THE TASK: Pull every line containing the word "ALIVE" from the records.

THE RECORDS:
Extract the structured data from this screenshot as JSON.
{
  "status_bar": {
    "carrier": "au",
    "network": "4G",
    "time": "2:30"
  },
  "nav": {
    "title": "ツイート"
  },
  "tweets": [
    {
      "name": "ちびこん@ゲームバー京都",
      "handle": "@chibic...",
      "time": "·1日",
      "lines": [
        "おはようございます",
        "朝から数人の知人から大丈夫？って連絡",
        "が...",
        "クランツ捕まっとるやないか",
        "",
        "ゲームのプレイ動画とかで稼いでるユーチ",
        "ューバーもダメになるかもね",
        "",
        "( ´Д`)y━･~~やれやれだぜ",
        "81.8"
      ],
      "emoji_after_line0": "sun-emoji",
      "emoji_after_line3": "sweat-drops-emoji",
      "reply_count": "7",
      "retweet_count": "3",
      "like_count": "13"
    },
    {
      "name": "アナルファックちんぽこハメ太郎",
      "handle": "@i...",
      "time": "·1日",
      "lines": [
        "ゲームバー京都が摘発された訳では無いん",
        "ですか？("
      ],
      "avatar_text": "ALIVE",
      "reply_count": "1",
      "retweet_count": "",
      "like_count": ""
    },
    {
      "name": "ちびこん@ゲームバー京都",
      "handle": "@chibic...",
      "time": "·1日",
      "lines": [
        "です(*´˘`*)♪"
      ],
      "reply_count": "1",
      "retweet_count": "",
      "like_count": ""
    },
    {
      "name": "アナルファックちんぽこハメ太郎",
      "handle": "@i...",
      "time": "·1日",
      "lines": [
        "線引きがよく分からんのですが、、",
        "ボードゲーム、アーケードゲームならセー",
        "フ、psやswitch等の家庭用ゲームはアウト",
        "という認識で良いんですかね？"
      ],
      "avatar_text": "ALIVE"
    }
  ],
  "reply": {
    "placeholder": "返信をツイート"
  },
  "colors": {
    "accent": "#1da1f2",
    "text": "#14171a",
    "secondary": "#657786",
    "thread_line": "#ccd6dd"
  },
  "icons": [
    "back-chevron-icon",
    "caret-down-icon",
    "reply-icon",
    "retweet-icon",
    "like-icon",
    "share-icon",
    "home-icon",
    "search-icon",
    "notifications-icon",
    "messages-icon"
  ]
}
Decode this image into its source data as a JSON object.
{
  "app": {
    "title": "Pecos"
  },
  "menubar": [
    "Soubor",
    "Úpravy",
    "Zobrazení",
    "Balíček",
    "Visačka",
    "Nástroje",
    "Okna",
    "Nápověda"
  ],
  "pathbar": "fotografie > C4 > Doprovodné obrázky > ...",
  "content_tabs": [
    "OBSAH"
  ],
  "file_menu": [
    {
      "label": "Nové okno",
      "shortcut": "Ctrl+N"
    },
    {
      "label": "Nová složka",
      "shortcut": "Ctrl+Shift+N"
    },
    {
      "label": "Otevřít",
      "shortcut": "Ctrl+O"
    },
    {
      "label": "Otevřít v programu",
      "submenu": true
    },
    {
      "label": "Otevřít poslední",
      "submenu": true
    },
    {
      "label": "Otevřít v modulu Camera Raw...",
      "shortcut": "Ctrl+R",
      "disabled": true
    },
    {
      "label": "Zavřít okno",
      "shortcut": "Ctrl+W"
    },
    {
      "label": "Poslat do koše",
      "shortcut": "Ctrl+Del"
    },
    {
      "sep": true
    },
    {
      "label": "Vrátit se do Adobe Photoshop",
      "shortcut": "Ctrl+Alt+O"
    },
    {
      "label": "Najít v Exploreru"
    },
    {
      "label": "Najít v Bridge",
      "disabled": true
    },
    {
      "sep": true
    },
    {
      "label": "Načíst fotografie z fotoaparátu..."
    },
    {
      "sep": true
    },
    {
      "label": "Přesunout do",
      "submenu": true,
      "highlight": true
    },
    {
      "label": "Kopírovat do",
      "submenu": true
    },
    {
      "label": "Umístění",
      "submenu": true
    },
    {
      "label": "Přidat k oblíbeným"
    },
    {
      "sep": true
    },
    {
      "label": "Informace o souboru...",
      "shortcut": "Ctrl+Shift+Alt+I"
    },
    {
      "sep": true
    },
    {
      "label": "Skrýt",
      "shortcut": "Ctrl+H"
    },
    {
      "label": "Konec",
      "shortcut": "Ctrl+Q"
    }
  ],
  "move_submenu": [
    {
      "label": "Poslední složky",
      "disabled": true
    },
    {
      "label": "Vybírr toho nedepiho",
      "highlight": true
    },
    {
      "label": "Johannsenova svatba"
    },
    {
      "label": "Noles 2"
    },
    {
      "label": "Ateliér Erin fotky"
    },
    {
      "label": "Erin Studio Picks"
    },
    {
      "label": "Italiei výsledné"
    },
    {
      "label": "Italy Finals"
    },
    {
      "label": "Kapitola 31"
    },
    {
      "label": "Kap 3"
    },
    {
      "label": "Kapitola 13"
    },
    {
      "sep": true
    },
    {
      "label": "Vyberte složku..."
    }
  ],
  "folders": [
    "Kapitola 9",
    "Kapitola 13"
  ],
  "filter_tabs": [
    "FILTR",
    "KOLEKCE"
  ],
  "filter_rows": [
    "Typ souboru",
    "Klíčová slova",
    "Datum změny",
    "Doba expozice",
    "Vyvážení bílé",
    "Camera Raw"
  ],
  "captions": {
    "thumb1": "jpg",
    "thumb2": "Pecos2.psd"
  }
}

TASK SOLUTION:
      "avatar_text": "ALIVE",
      "avatar_text": "ALIVE"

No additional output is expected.